### 과제 설명
아래 기록의 모든 줄을 그대로 인용하세요. 그림은 답에 넣지 마세요.

### 공간 배치 데이터

-- -- --

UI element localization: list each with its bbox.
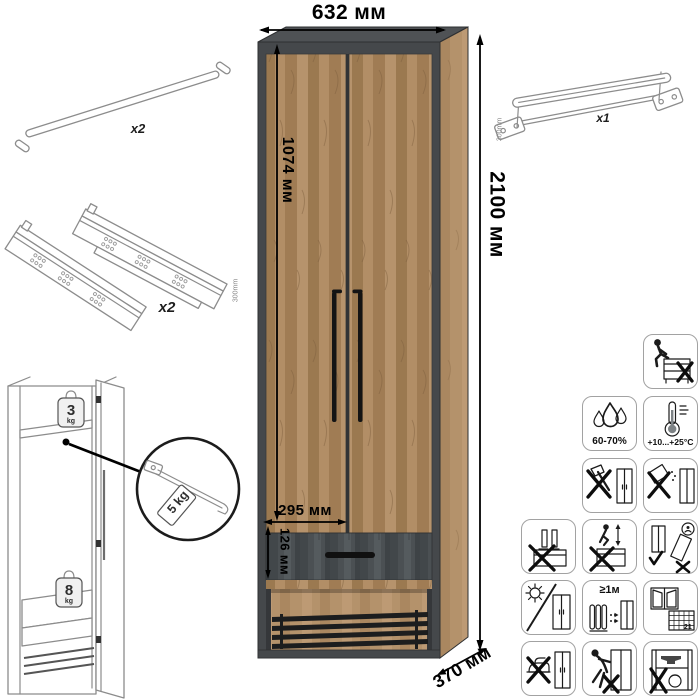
slides-size-label: 300mm [233,269,240,313]
rail-size-label: 300mm [497,108,504,152]
no-hot-objects-icon [522,642,577,697]
dim-inner-height: 1074 мм [279,120,295,220]
icon-no-dragging [582,641,637,696]
icon-no-overload [643,641,698,696]
heater-distance-label: ≥1м [583,585,636,596]
handle-qty-label: x2 [110,122,166,135]
hinge-icon [96,636,101,643]
no-overload-icon [644,642,699,697]
slides-qty-label: x2 [137,300,197,315]
humidity-label: 60-70% [583,437,636,447]
icon-heater-distance: ≥1м [582,580,637,635]
dim-niche-width: 295 мм [262,503,348,518]
icon-no-hot-objects [521,641,576,696]
no-impact-icon [583,459,638,514]
icon-no-sunlight [521,580,576,635]
furniture-dimension-diagram: 632 мм 2100 мм 1074 мм 295 мм 126 мм 370… [0,0,700,700]
no-standing-icon [522,520,577,575]
dim-width: 632 мм [258,2,440,23]
dim-height: 2100 мм [487,160,508,270]
no-dragging-icon [583,642,638,697]
shelf-load-value: 3 [58,403,84,418]
no-sitting-icon [644,335,699,390]
icon-no-jumping [582,519,637,574]
part-hanger-rail [494,72,683,140]
icon-ventilation: 21 [643,580,698,635]
rail-qty-label: x1 [580,112,626,124]
drawer-handle [325,552,375,558]
no-liquids-icon [644,459,699,514]
shelf-load-unit: kg [58,418,84,425]
temperature-label: +10...+25°C [644,438,697,447]
icon-transport-upright [643,519,698,574]
hinge-icon [96,540,101,547]
icon-no-liquids [643,458,698,513]
icon-no-standing [521,519,576,574]
drawer-load-value: 8 [56,583,82,598]
part-door-handle [14,61,231,153]
wardrobe-plinth [258,650,440,658]
wardrobe-side-panel [440,27,468,658]
no-sunlight-icon [522,581,577,636]
door-gap [346,54,349,533]
icon-temperature: +10...+25°C [643,396,698,451]
icon-humidity: 60-70% [582,396,637,451]
dim-drawer-front: 126 мм [279,514,292,590]
ventilation-icon: 21 [644,581,699,636]
icon-no-impact [582,458,637,513]
hinge-icon [96,396,101,403]
transport-upright-icon [644,520,699,575]
drawer-load-unit: kg [56,598,82,605]
no-jumping-icon [583,520,638,575]
calendar-days: 21 [684,624,692,631]
interior-diagram [8,377,239,698]
icon-no-sitting [643,334,698,389]
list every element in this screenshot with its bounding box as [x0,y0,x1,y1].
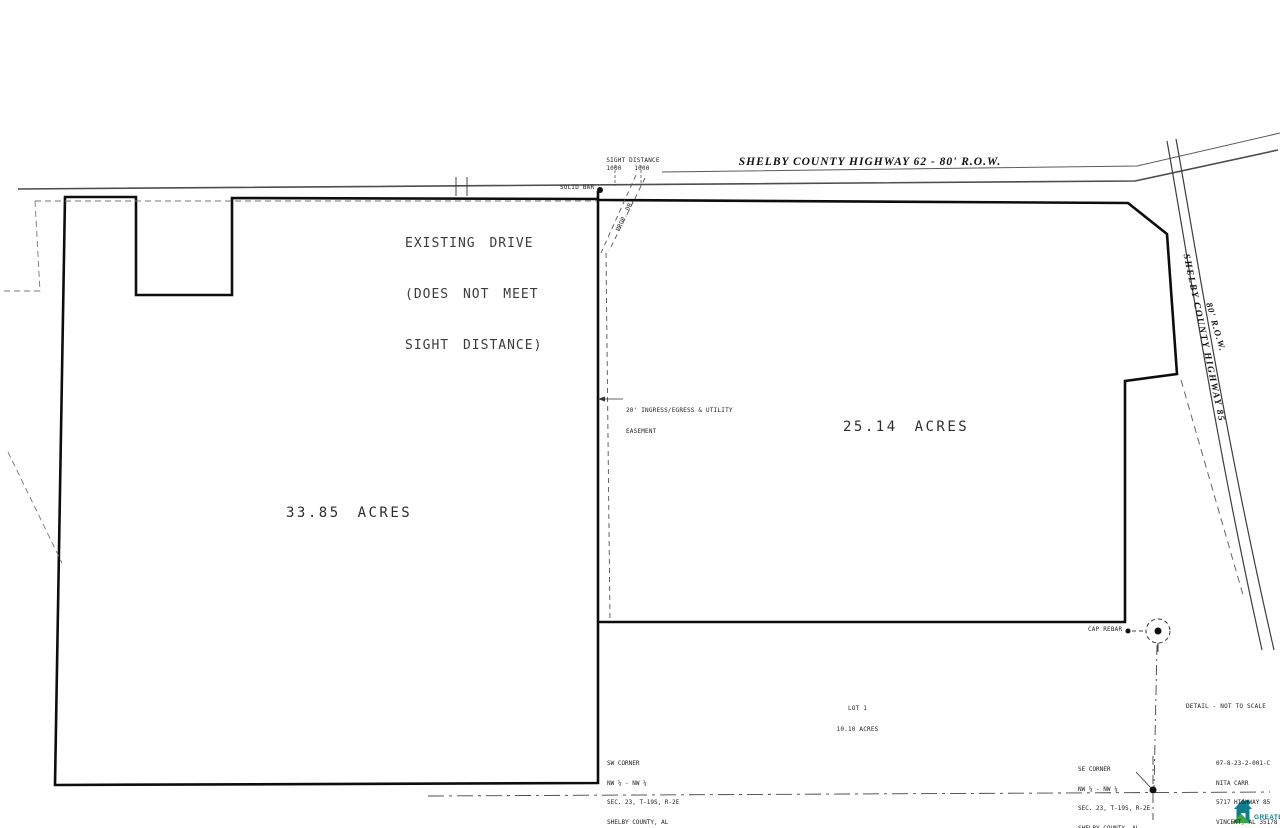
se-corner-line2: NW ¼ - NW ¼ [1078,787,1150,794]
lot1-label-line1: LOT 1 [820,705,895,712]
solid-bar-label: SOLID BAR [560,184,594,191]
sight-distance-label: SIGHT DISTANCE [606,157,660,164]
lot1-label: LOT 1 10.10 ACRES [820,691,895,747]
detail-rebar-point [1155,628,1162,635]
easement-label-line1: 20' INGRESS/EGRESS & UTILITY [626,407,733,414]
detail-note: DETAIL - NOT TO SCALE [1186,703,1266,710]
sight-distance-value-left: 1000 [606,165,622,172]
property-owner: NITA CARR [1216,781,1277,788]
survey-plat-drawing: SHELBY COUNTY HIGHWAY 62 - 80' R.O.W. SI… [0,0,1280,828]
mls-logo-line1: GREATER [1254,814,1280,822]
highway-85-east-edge [1176,139,1274,650]
se-corner-line3: SEC. 23, T-19S, R-2E [1078,806,1150,813]
easement-label: 20' INGRESS/EGRESS & UTILITY EASEMENT [626,393,733,449]
easement-dashed-line [606,253,610,621]
highway-62-label: SHELBY COUNTY HIGHWAY 62 - 80' R.O.W. [700,156,1040,168]
adjacent-parcel-dashed-left [4,201,40,291]
proposed-drive-dashed-west [601,175,636,253]
se-corner-line1: SE CORNER [1078,767,1150,774]
detail-to-corner-line [1154,645,1157,788]
existing-drive-note: EXISTING DRIVE (DOES NOT MEET SIGHT DIST… [405,201,542,388]
property-parcel-id: 07-8-23-2-001-C [1216,761,1277,768]
parcel-west-acreage: 33.85 ACRES [286,505,412,521]
se-corner-note: SE CORNER NW ¼ - NW ¼ SEC. 23, T-19S, R-… [1078,754,1150,828]
existing-drive-note-line2: (DOES NOT MEET [405,286,542,303]
sw-corner-note: SW CORNER NW ¼ - NW ¼ SEC. 23, T-19S, R-… [607,748,679,828]
existing-drive-note-line3: SIGHT DISTANCE) [405,337,542,354]
lot1-label-line2: 10.10 ACRES [820,726,895,733]
sw-corner-line3: SEC. 23, T-19S, R-2E [607,800,679,807]
cap-rebar-label: CAP REBAR [1088,626,1122,633]
parcel-east-acreage: 25.14 ACRES [843,419,969,435]
solid-bar-point [597,187,603,193]
sw-corner-line4: SHELBY COUNTY, AL [607,820,679,827]
sw-corner-line2: NW ¼ - NW ¼ [607,781,679,788]
sight-distance-value-right: 1000 [634,165,650,172]
highway-85-row-dashed-line [1181,380,1243,595]
mls-logo-text: GREATER ALABAMA MLS [1254,799,1280,828]
sw-corner-line1: SW CORNER [607,761,679,768]
easement-label-line2: EASEMENT [626,428,733,435]
cap-rebar-point [1126,629,1131,634]
existing-drive-note-line1: EXISTING DRIVE [405,235,542,252]
adjacent-parcel-dashed-diagonal [8,452,62,563]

-- -- --

### 답안
UI element localization: list each with its bbox.
slides-size-label: 300mm [233,269,240,313]
rail-size-label: 300mm [497,108,504,152]
no-hot-objects-icon [522,642,577,697]
dim-inner-height: 1074 мм [279,120,295,220]
icon-no-dragging [582,641,637,696]
icon-no-overload [643,641,698,696]
heater-distance-label: ≥1м [583,585,636,596]
handle-qty-label: x2 [110,122,166,135]
hinge-icon [96,636,101,643]
no-overload-icon [644,642,699,697]
slides-qty-label: x2 [137,300,197,315]
humidity-label: 60-70% [583,437,636,447]
icon-heater-distance: ≥1м [582,580,637,635]
dim-niche-width: 295 мм [262,503,348,518]
icon-no-hot-objects [521,641,576,696]
no-impact-icon [583,459,638,514]
icon-no-sunlight [521,580,576,635]
furniture-dimension-diagram: 632 мм 2100 мм 1074 мм 295 мм 126 мм 370… [0,0,700,700]
no-standing-icon [522,520,577,575]
dim-width: 632 мм [258,2,440,23]
dim-height: 2100 мм [487,160,508,270]
no-dragging-icon [583,642,638,697]
shelf-load-value: 3 [58,403,84,418]
no-sitting-icon [644,335,699,390]
icon-no-jumping [582,519,637,574]
part-hanger-rail [494,72,683,140]
icon-ventilation: 21 [643,580,698,635]
rail-qty-label: x1 [580,112,626,124]
drawer-handle [325,552,375,558]
no-liquids-icon [644,459,699,514]
shelf-load-unit: kg [58,418,84,425]
temperature-label: +10...+25°C [644,438,697,447]
icon-transport-upright [643,519,698,574]
hinge-icon [96,540,101,547]
icon-no-liquids [643,458,698,513]
icon-no-standing [521,519,576,574]
drawer-load-value: 8 [56,583,82,598]
part-door-handle [14,61,231,153]
wardrobe-plinth [258,650,440,658]
wardrobe-side-panel [440,27,468,658]
no-sunlight-icon [522,581,577,636]
door-gap [346,54,349,533]
icon-temperature: +10...+25°C [643,396,698,451]
icon-humidity: 60-70% [582,396,637,451]
dim-drawer-front: 126 мм [279,514,292,590]
ventilation-icon: 21 [644,581,699,636]
icon-no-impact [582,458,637,513]
hinge-icon [96,396,101,403]
transport-upright-icon [644,520,699,575]
drawer-load-unit: kg [56,598,82,605]
no-jumping-icon [583,520,638,575]
calendar-days: 21 [684,624,692,631]
interior-diagram [8,377,239,698]
icon-no-sitting [643,334,698,389]
list every element in this screenshot with its bounding box as [x0,y0,x1,y1].
se-corner-line2: NW ¼ - NW ¼ [1078,787,1150,794]
lot1-label-line1: LOT 1 [820,705,895,712]
solid-bar-label: SOLID BAR [560,184,594,191]
sight-distance-label: SIGHT DISTANCE [606,157,660,164]
lot1-label: LOT 1 10.10 ACRES [820,691,895,747]
detail-rebar-point [1155,628,1162,635]
easement-label-line1: 20' INGRESS/EGRESS & UTILITY [626,407,733,414]
detail-note: DETAIL - NOT TO SCALE [1186,703,1266,710]
sight-distance-value-left: 1000 [606,165,622,172]
property-owner: NITA CARR [1216,781,1277,788]
survey-plat-drawing: SHELBY COUNTY HIGHWAY 62 - 80' R.O.W. SI… [0,0,1280,828]
mls-logo-line1: GREATER [1254,814,1280,822]
highway-85-east-edge [1176,139,1274,650]
se-corner-line3: SEC. 23, T-19S, R-2E [1078,806,1150,813]
easement-label: 20' INGRESS/EGRESS & UTILITY EASEMENT [626,393,733,449]
easement-dashed-line [606,253,610,621]
highway-62-label: SHELBY COUNTY HIGHWAY 62 - 80' R.O.W. [700,156,1040,168]
adjacent-parcel-dashed-left [4,201,40,291]
proposed-drive-dashed-west [601,175,636,253]
se-corner-line1: SE CORNER [1078,767,1150,774]
detail-to-corner-line [1154,645,1157,788]
existing-drive-note: EXISTING DRIVE (DOES NOT MEET SIGHT DIST… [405,201,542,388]
property-parcel-id: 07-8-23-2-001-C [1216,761,1277,768]
parcel-west-acreage: 33.85 ACRES [286,505,412,521]
se-corner-note: SE CORNER NW ¼ - NW ¼ SEC. 23, T-19S, R-… [1078,754,1150,828]
existing-drive-note-line2: (DOES NOT MEET [405,286,542,303]
sw-corner-note: SW CORNER NW ¼ - NW ¼ SEC. 23, T-19S, R-… [607,748,679,828]
existing-drive-note-line3: SIGHT DISTANCE) [405,337,542,354]
lot1-label-line2: 10.10 ACRES [820,726,895,733]
sw-corner-line3: SEC. 23, T-19S, R-2E [607,800,679,807]
cap-rebar-label: CAP REBAR [1088,626,1122,633]
parcel-east-acreage: 25.14 ACRES [843,419,969,435]
solid-bar-point [597,187,603,193]
sw-corner-line4: SHELBY COUNTY, AL [607,820,679,827]
sw-corner-line2: NW ¼ - NW ¼ [607,781,679,788]
sight-distance-value-right: 1000 [634,165,650,172]
highway-85-row-dashed-line [1181,380,1243,595]
mls-logo-text: GREATER ALABAMA MLS [1254,799,1280,828]
sw-corner-line1: SW CORNER [607,761,679,768]
easement-label-line2: EASEMENT [626,428,733,435]
cap-rebar-point [1126,629,1131,634]
existing-drive-note-line1: EXISTING DRIVE [405,235,542,252]
adjacent-parcel-dashed-diagonal [8,452,62,563]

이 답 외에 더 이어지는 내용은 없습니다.